#### The task:
Would you output the whole listing below, exactly as it reads?

Chart and figure data

------------

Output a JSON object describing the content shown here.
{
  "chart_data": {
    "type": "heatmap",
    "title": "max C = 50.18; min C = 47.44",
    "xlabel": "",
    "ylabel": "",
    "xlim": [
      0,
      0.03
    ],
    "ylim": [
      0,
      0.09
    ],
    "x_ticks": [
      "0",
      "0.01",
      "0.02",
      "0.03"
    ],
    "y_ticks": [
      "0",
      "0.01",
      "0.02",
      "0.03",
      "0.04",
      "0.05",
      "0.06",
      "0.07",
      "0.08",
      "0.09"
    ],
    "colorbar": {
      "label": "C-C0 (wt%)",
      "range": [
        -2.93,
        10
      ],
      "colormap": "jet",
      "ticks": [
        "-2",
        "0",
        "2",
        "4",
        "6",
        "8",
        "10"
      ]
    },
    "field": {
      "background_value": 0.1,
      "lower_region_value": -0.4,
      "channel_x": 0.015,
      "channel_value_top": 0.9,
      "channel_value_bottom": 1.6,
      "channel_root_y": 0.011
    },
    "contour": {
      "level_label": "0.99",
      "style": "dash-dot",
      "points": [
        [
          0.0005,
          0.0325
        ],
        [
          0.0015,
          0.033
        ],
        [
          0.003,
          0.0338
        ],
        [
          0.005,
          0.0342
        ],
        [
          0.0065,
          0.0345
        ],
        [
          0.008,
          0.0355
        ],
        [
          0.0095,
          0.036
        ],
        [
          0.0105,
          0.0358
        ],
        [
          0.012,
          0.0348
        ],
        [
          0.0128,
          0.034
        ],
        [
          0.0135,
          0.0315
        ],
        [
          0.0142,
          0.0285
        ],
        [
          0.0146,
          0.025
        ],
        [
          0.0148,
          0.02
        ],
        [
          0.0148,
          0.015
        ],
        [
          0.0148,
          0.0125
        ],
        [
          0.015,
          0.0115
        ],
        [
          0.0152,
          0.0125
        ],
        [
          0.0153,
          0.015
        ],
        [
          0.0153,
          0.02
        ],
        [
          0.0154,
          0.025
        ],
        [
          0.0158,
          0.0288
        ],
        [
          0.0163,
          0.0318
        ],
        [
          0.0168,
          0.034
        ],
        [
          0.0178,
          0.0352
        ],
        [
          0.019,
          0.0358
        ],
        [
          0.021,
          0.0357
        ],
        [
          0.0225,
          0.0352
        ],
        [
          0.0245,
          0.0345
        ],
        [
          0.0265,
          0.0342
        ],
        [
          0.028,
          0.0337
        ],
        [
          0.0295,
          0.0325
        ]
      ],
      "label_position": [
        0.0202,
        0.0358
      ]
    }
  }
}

------------

#### Task answer:
Output a JSON object describing the content shown here.
{
  "chart_data": {
    "type": "heatmap",
    "title": "max C = 50.18; min C = 47.44",
    "xlabel": "",
    "ylabel": "",
    "xlim": [
      0,
      0.03
    ],
    "ylim": [
      0,
      0.09
    ],
    "x_ticks": [
      "0",
      "0.01",
      "0.02",
      "0.03"
    ],
    "y_ticks": [
      "0",
      "0.01",
      "0.02",
      "0.03",
      "0.04",
      "0.05",
      "0.06",
      "0.07",
      "0.08",
      "0.09"
    ],
    "colorbar": {
      "label": "C-C0 (wt%)",
      "range": [
        -2.93,
        10
      ],
      "colormap": "jet",
      "ticks": [
        "-2",
        "0",
        "2",
        "4",
        "6",
        "8",
        "10"
      ]
    },
    "field": {
      "background_value": 0.1,
      "lower_region_value": -0.4,
      "channel_x": 0.015,
      "channel_value_top": 0.9,
      "channel_value_bottom": 1.6,
      "channel_root_y": 0.011
    },
    "contour": {
      "level_label": "0.99",
      "style": "dash-dot",
      "points": [
        [
          0.0005,
          0.0325
        ],
        [
          0.0015,
          0.033
        ],
        [
          0.003,
          0.0338
        ],
        [
          0.005,
          0.0342
        ],
        [
          0.0065,
          0.0345
        ],
        [
          0.008,
          0.0355
        ],
        [
          0.0095,
          0.036
        ],
        [
          0.0105,
          0.0358
        ],
        [
          0.012,
          0.0348
        ],
        [
          0.0128,
          0.034
        ],
        [
          0.0135,
          0.0315
        ],
        [
          0.0142,
          0.0285
        ],
        [
          0.0146,
          0.025
        ],
        [
          0.0148,
          0.02
        ],
        [
          0.0148,
          0.015
        ],
        [
          0.0148,
          0.0125
        ],
        [
          0.015,
          0.0115
        ],
        [
          0.0152,
          0.0125
        ],
        [
          0.0153,
          0.015
        ],
        [
          0.0153,
          0.02
        ],
        [
          0.0154,
          0.025
        ],
        [
          0.0158,
          0.0288
        ],
        [
          0.0163,
          0.0318
        ],
        [
          0.0168,
          0.034
        ],
        [
          0.0178,
          0.0352
        ],
        [
          0.019,
          0.0358
        ],
        [
          0.021,
          0.0357
        ],
        [
          0.0225,
          0.0352
        ],
        [
          0.0245,
          0.0345
        ],
        [
          0.0265,
          0.0342
        ],
        [
          0.028,
          0.0337
        ],
        [
          0.0295,
          0.0325
        ]
      ],
      "label_position": [
        0.0202,
        0.0358
      ]
    }
  }
}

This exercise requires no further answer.